> _RECORDED INFORMATION_:
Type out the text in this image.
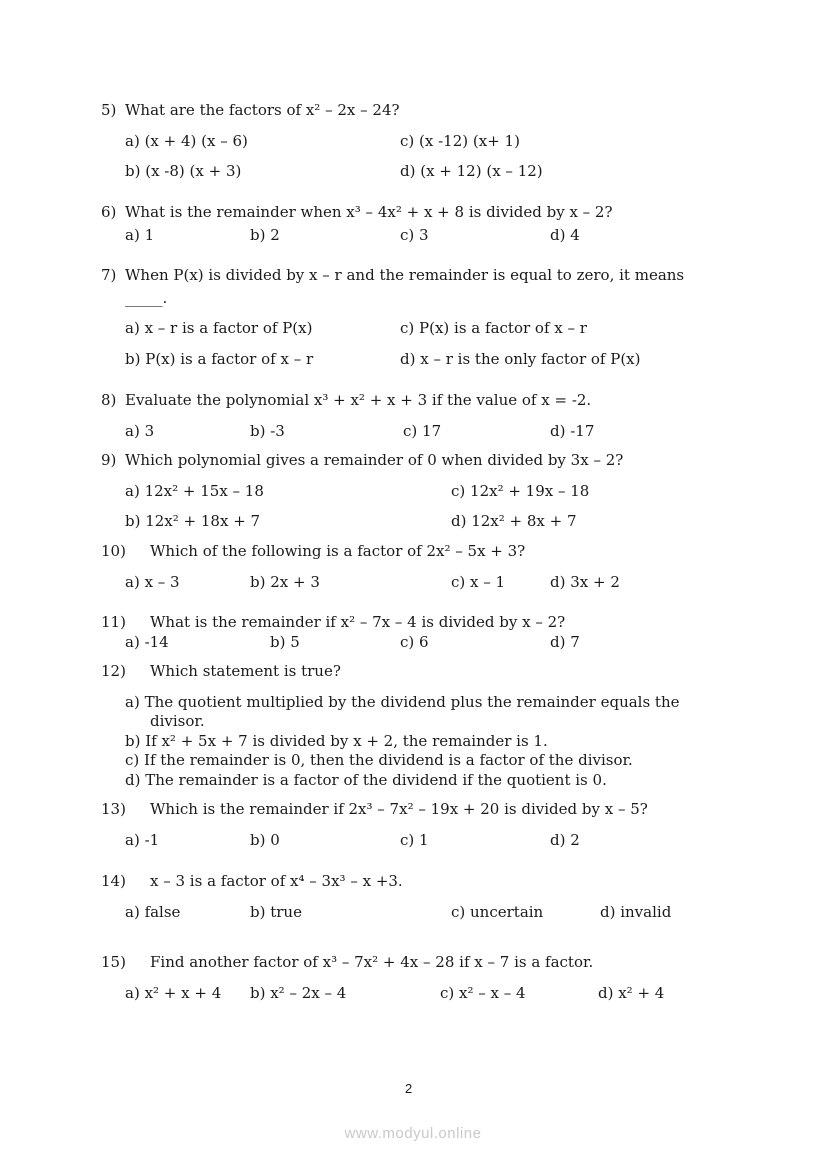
5) What are the factors of x² – 2x – 24?
a) (x + 4) (x – 6)
b) (x -8) (x + 3)
c) (x -12) (x+ 1)
d) (x + 12) (x – 12)
6) What is the remainder when x³ – 4x² + x + 8 is divided by x – 2?
a) 1	b) 2	c) 3	d) 4
7) When P(x) is divided by x – r and the remainder is equal to zero, it means
_____.
a) x – r is a factor of P(x)
b) P(x) is a factor of x – r
c) P(x) is a factor of x – r
d) x – r is the only factor of P(x)
8) Evaluate the polynomial x³ + x² + x + 3 if the value of x = -2.
a) 3	b) -3	c) 17	d) -17
9) Which polynomial gives a remainder of 0 when divided by 3x – 2?
a) 12x² + 15x – 18
b) 12x² + 18x + 7
c) 12x² + 19x – 18
d) 12x² + 8x + 7
10) Which of the following is a factor of 2x² – 5x + 3?
a) x – 3	b) 2x + 3	c) x – 1	d) 3x + 2
11) What is the remainder if x² – 7x – 4 is divided by x – 2?
a) -14	b) 5	c) 6	d) 7
12) Which statement is true?
a) The quotient multiplied by the dividend plus the remainder equals the
divisor.
b) If x² + 5x + 7 is divided by x + 2, the remainder is 1.
c) If the remainder is 0, then the dividend is a factor of the divisor.
d) The remainder is a factor of the dividend if the quotient is 0.
13) Which is the remainder if 2x³ – 7x² – 19x + 20 is divided by x – 5?
a) -1	b) 0	c) 1	d) 2
14) x – 3 is a factor of x⁴ – 3x³ – x +3.
a) false	b) true	c) uncertain	d) invalid
15) Find another factor of x³ – 7x² + 4x – 28 if x – 7 is a factor.
a) x² + x + 4 b) x² – 2x – 4	c) x² – x – 4	d) x² + 4
2
www.modyul.online
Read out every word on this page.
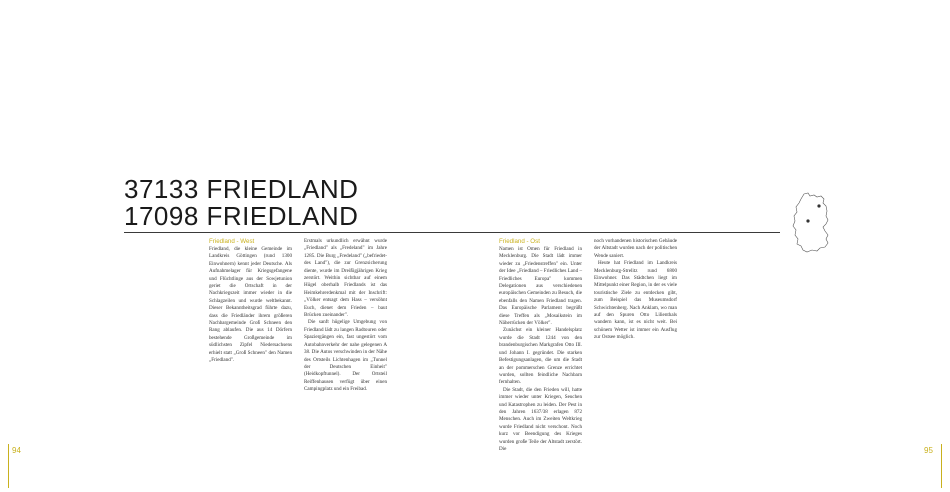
37133 FRIEDLAND
17098 FRIEDLAND
Friedland - West

Friedland, die kleine Gemeinde im Landkreis Göttingen (rund 1300 Einwohnern) kennt jeder Deutsche. Als Aufnahmelager für Kriegsgefangene und Flüchtlinge aus der Sowjetunion geriet die Ortschaft in der Nachkriegszeit immer wieder in die Schlagzeilen und wurde weltbekannt. Dieser Bekanntheitsgrad führte dazu, dass die Friedländer ihrem größeren Nachbargemeinde Groß Schneen den Rang ablaufen. Die aus 14 Dörfern bestehende Großgemeinde im südlichsten Zipfel Niedersachsens erhielt statt „Groß Schneen" den Namen „Friedland".

Erstmals urkundlich erwähnt wurde „Friedland" als „Fredeland" im Jahre 1285. Die Burg „Fredeland" („befriedet-des Land"), die zur Grenzsicherung diente, wurde im Dreißigjährigen Krieg zerstört. Weithin sichtbar auf einem Hügel oberhalb Friedlands ist das Heimkehrerdenkmal mit der Inschrift: „Völker entsagt dem Hass – versöhnt Euch, dienet dem Frieden – baut Brücken zueinander".

Die sanft hügelige Umgebung von Friedland lädt zu langen Radtouren oder Spaziergängen ein, fast ungestört vom Autobahnverkehr der nahe gelegenen A 38. Die Autos verschwinden in der Nähe des Ortsteils Lichtenhagen im „Tunnel der Deutschen Einheit" (Heidkopftunnel). Der Ortsteil Reiffenhausen verfügt über einen Campingplatz und ein Freibad.

Friedland - Ost

Namen ist Omen für Friedland in Mecklenburg. Die Stadt lädt immer wieder zu „Friedenstreffen" ein. Unter der Idee „Friedland – Friedliches Land – Friedliches Europa" kommen Delegationen aus verschiedenen europäischen Gemeinden zu Besuch, die ebenfalls den Namen Friedland tragen. Das Europäische Parlament begrüßt diese Treffen als „Mosaikstein im Näherrücken der Völker".

Zunächst ein kleiner Handelsplatz wurde die Stadt 1244 von den brandenburgischen Markgrafen Otto III. und Johann I. gegründet. Die starken Befestigungsanlagen, die um die Stadt an der pommerschen Grenze errichtet wurden, sollten feindliche Nachbarn fernhalten.

Die Stadt, die den Frieden will, hatte immer wieder unter Kriegen, Seuchen und Katastrophen zu leiden. Der Pest in den Jahren 1637/38 erlagen 872 Menschen. Auch im Zweiten Weltkrieg wurde Friedland nicht verschont. Noch kurz vor Beendigung des Krieges wurden große Teile der Altstadt zerstört. Die

noch vorhandenen historischen Gebäude der Altstadt wurden nach der politischen Wende saniert.

Heute hat Friedland im Landkreis Mecklenburg-Strelitz rund 6800 Einwohner. Das Städtchen liegt im Mittelpunkt einer Region, in der es viele touristische Ziele zu entdecken gibt, zum Beispiel das Museumsdorf Schwichtenberg. Nach Anklam, wo man auf den Spuren Otto Lilienthals wandern kann, ist es nicht weit. Bei schönem Wetter ist immer ein Ausflug zur Ostsee möglich.

94	95
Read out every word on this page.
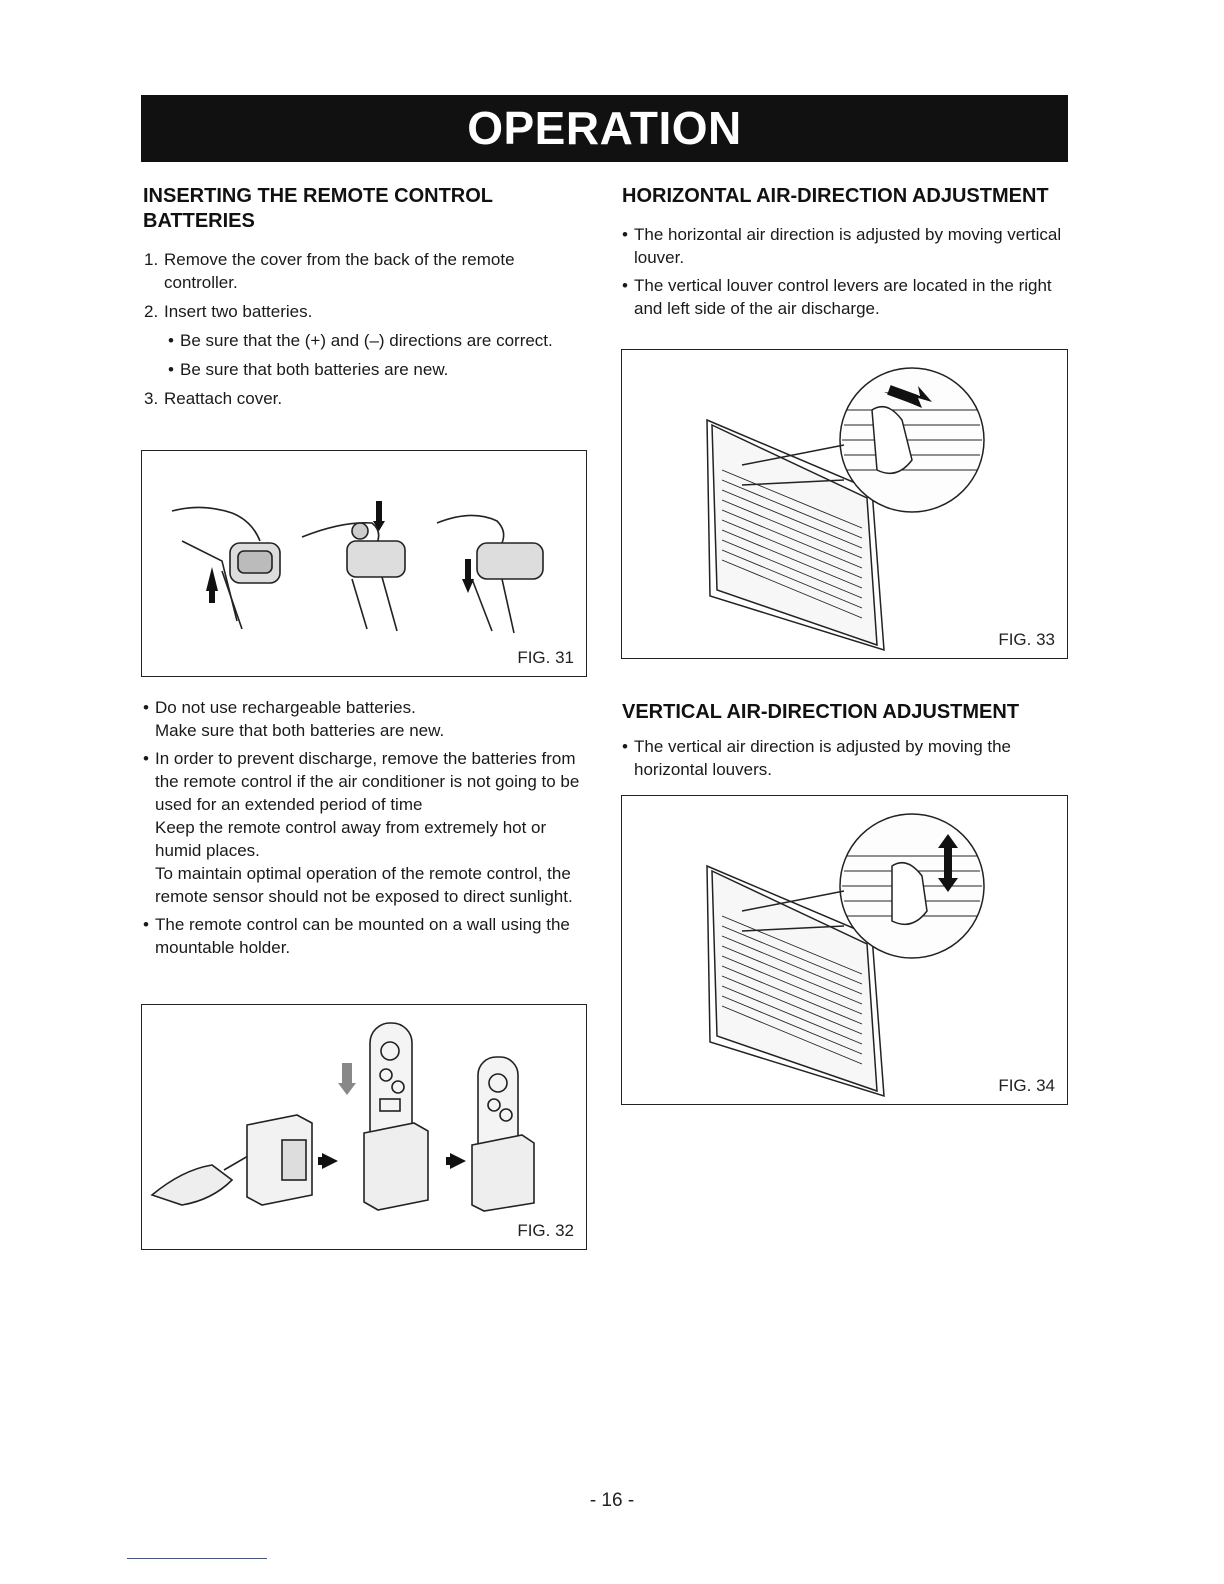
OPERATION
INSERTING THE REMOTE CONTROL BATTERIES
1. Remove the cover from the back of the remote controller.
2. Insert two batteries.
• Be sure that the (+) and (–) directions are correct.
• Be sure that both batteries are new.
3. Reattach cover.
FIG. 31
• Do not use rechargeable batteries.
Make sure that both batteries are new.
• In order to prevent discharge, remove the batteries from the remote control if the air conditioner is not going to be used for an extended period of time
Keep the remote control away from extremely hot or humid places.
To maintain optimal operation of the remote control, the remote sensor should not be exposed to direct sunlight.
• The remote control can be mounted on a wall using the mountable holder.
FIG. 32
HORIZONTAL AIR-DIRECTION ADJUSTMENT
• The horizontal air direction is adjusted by moving vertical louver.
• The vertical louver control levers are located in the right and left side of the air discharge.
FIG. 33
VERTICAL AIR-DIRECTION ADJUSTMENT
• The vertical air direction is adjusted by moving the horizontal louvers.
FIG. 34
- 16 -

> _WHAT YOU NEED TO DO_: Quote the records in their entirety, keeping the wording exact and excluding pictures.

> _OUTPUT FOR THIS EXERCISE_:
Type out the text in this image.
5) What are the factors of x² – 2x – 24?
a) (x + 4) (x – 6)
b) (x -8) (x + 3)
c) (x -12) (x+ 1)
d) (x + 12) (x – 12)
6) What is the remainder when x³ – 4x² + x + 8 is divided by x – 2?
a) 1	b) 2	c) 3	d) 4
7) When P(x) is divided by x – r and the remainder is equal to zero, it means
_____.
a) x – r is a factor of P(x)
b) P(x) is a factor of x – r
c) P(x) is a factor of x – r
d) x – r is the only factor of P(x)
8) Evaluate the polynomial x³ + x² + x + 3 if the value of x = -2.
a) 3	b) -3	c) 17	d) -17
9) Which polynomial gives a remainder of 0 when divided by 3x – 2?
a) 12x² + 15x – 18
b) 12x² + 18x + 7
c) 12x² + 19x – 18
d) 12x² + 8x + 7
10) Which of the following is a factor of 2x² – 5x + 3?
a) x – 3	b) 2x + 3	c) x – 1	d) 3x + 2
11) What is the remainder if x² – 7x – 4 is divided by x – 2?
a) -14	b) 5	c) 6	d) 7
12) Which statement is true?
a) The quotient multiplied by the dividend plus the remainder equals the
divisor.
b) If x² + 5x + 7 is divided by x + 2, the remainder is 1.
c) If the remainder is 0, then the dividend is a factor of the divisor.
d) The remainder is a factor of the dividend if the quotient is 0.
13) Which is the remainder if 2x³ – 7x² – 19x + 20 is divided by x – 5?
a) -1	b) 0	c) 1	d) 2
14) x – 3 is a factor of x⁴ – 3x³ – x +3.
a) false	b) true	c) uncertain	d) invalid
15) Find another factor of x³ – 7x² + 4x – 28 if x – 7 is a factor.
a) x² + x + 4 b) x² – 2x – 4	c) x² – x – 4	d) x² + 4
2
www.modyul.online
Read out every word on this page.
37133 FRIEDLAND
17098 FRIEDLAND
Friedland - West

Friedland, die kleine Gemeinde im Landkreis Göttingen (rund 1300 Einwohnern) kennt jeder Deutsche. Als Aufnahmelager für Kriegsgefangene und Flüchtlinge aus der Sowjetunion geriet die Ortschaft in der Nachkriegszeit immer wieder in die Schlagzeilen und wurde weltbekannt. Dieser Bekanntheitsgrad führte dazu, dass die Friedländer ihrem größeren Nachbargemeinde Groß Schneen den Rang ablaufen. Die aus 14 Dörfern bestehende Großgemeinde im südlichsten Zipfel Niedersachsens erhielt statt „Groß Schneen" den Namen „Friedland".

Erstmals urkundlich erwähnt wurde „Friedland" als „Fredeland" im Jahre 1285. Die Burg „Fredeland" („befriedet-des Land"), die zur Grenzsicherung diente, wurde im Dreißigjährigen Krieg zerstört. Weithin sichtbar auf einem Hügel oberhalb Friedlands ist das Heimkehrerdenkmal mit der Inschrift: „Völker entsagt dem Hass – versöhnt Euch, dienet dem Frieden – baut Brücken zueinander".

Die sanft hügelige Umgebung von Friedland lädt zu langen Radtouren oder Spaziergängen ein, fast ungestört vom Autobahnverkehr der nahe gelegenen A 38. Die Autos verschwinden in der Nähe des Ortsteils Lichtenhagen im „Tunnel der Deutschen Einheit" (Heidkopftunnel). Der Ortsteil Reiffenhausen verfügt über einen Campingplatz und ein Freibad.

Friedland - Ost

Namen ist Omen für Friedland in Mecklenburg. Die Stadt lädt immer wieder zu „Friedenstreffen" ein. Unter der Idee „Friedland – Friedliches Land – Friedliches Europa" kommen Delegationen aus verschiedenen europäischen Gemeinden zu Besuch, die ebenfalls den Namen Friedland tragen. Das Europäische Parlament begrüßt diese Treffen als „Mosaikstein im Näherrücken der Völker".

Zunächst ein kleiner Handelsplatz wurde die Stadt 1244 von den brandenburgischen Markgrafen Otto III. und Johann I. gegründet. Die starken Befestigungsanlagen, die um die Stadt an der pommerschen Grenze errichtet wurden, sollten feindliche Nachbarn fernhalten.

Die Stadt, die den Frieden will, hatte immer wieder unter Kriegen, Seuchen und Katastrophen zu leiden. Der Pest in den Jahren 1637/38 erlagen 872 Menschen. Auch im Zweiten Weltkrieg wurde Friedland nicht verschont. Noch kurz vor Beendigung des Krieges wurden große Teile der Altstadt zerstört. Die

noch vorhandenen historischen Gebäude der Altstadt wurden nach der politischen Wende saniert.

Heute hat Friedland im Landkreis Mecklenburg-Strelitz rund 6800 Einwohner. Das Städtchen liegt im Mittelpunkt einer Region, in der es viele touristische Ziele zu entdecken gibt, zum Beispiel das Museumsdorf Schwichtenberg. Nach Anklam, wo man auf den Spuren Otto Lilienthals wandern kann, ist es nicht weit. Bei schönem Wetter ist immer ein Ausflug zur Ostsee möglich.

94	95
Read out every word on this page.
OPERATION
INSERTING THE REMOTE CONTROL BATTERIES
1. Remove the cover from the back of the remote controller.
2. Insert two batteries.
• Be sure that the (+) and (–) directions are correct.
• Be sure that both batteries are new.
3. Reattach cover.
FIG. 31
• Do not use rechargeable batteries.
Make sure that both batteries are new.
• In order to prevent discharge, remove the batteries from the remote control if the air conditioner is not going to be used for an extended period of time
Keep the remote control away from extremely hot or humid places.
To maintain optimal operation of the remote control, the remote sensor should not be exposed to direct sunlight.
• The remote control can be mounted on a wall using the mountable holder.
FIG. 32
HORIZONTAL AIR-DIRECTION ADJUSTMENT
• The horizontal air direction is adjusted by moving vertical louver.
• The vertical louver control levers are located in the right and left side of the air discharge.
FIG. 33
VERTICAL AIR-DIRECTION ADJUSTMENT
• The vertical air direction is adjusted by moving the horizontal louvers.
FIG. 34
- 16 -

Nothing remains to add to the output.